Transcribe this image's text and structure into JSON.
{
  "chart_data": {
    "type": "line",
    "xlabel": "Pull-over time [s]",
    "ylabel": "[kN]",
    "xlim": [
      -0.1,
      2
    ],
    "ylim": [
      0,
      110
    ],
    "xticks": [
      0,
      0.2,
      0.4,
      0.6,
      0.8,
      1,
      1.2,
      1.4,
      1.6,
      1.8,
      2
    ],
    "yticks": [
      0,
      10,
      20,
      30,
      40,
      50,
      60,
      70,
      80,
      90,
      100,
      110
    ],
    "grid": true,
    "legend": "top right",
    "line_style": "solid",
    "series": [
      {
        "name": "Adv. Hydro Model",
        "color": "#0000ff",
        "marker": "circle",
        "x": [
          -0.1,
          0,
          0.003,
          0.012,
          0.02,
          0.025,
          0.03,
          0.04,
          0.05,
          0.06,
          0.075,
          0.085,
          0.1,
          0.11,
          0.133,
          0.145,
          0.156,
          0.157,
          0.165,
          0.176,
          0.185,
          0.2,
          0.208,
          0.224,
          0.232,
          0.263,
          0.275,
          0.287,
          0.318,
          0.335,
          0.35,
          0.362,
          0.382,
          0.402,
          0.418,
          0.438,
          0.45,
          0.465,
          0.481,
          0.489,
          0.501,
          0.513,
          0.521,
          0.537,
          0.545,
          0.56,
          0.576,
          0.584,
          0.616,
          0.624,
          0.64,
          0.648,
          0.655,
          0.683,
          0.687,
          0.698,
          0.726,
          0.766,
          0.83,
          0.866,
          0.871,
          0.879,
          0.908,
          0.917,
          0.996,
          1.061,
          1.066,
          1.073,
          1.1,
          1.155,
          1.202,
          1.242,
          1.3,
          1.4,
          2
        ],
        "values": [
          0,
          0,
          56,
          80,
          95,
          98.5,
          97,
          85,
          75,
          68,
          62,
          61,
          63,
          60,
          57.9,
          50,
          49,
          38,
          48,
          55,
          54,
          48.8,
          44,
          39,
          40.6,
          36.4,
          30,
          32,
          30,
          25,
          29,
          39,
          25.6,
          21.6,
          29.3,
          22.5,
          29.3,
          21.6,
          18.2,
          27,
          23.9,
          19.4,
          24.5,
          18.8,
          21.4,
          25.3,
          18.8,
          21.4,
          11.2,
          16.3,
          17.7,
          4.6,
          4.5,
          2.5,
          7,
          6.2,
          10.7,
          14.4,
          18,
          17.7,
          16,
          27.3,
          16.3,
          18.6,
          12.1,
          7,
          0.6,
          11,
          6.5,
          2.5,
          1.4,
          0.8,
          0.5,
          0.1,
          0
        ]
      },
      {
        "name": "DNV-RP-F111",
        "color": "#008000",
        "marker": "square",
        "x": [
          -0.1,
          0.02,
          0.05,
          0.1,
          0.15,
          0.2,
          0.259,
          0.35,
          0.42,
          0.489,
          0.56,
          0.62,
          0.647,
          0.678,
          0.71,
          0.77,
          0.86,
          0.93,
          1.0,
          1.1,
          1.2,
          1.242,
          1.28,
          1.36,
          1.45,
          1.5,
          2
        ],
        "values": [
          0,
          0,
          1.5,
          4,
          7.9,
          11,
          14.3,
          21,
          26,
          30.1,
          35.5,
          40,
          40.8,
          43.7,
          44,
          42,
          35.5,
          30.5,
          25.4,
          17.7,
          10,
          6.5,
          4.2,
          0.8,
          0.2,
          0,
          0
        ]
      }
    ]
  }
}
■ ■ ■
The lines to collect are those holding the string "name"; copy them all.

        "name": "Adv. Hydro Model",
        "name": "DNV-RP-F111",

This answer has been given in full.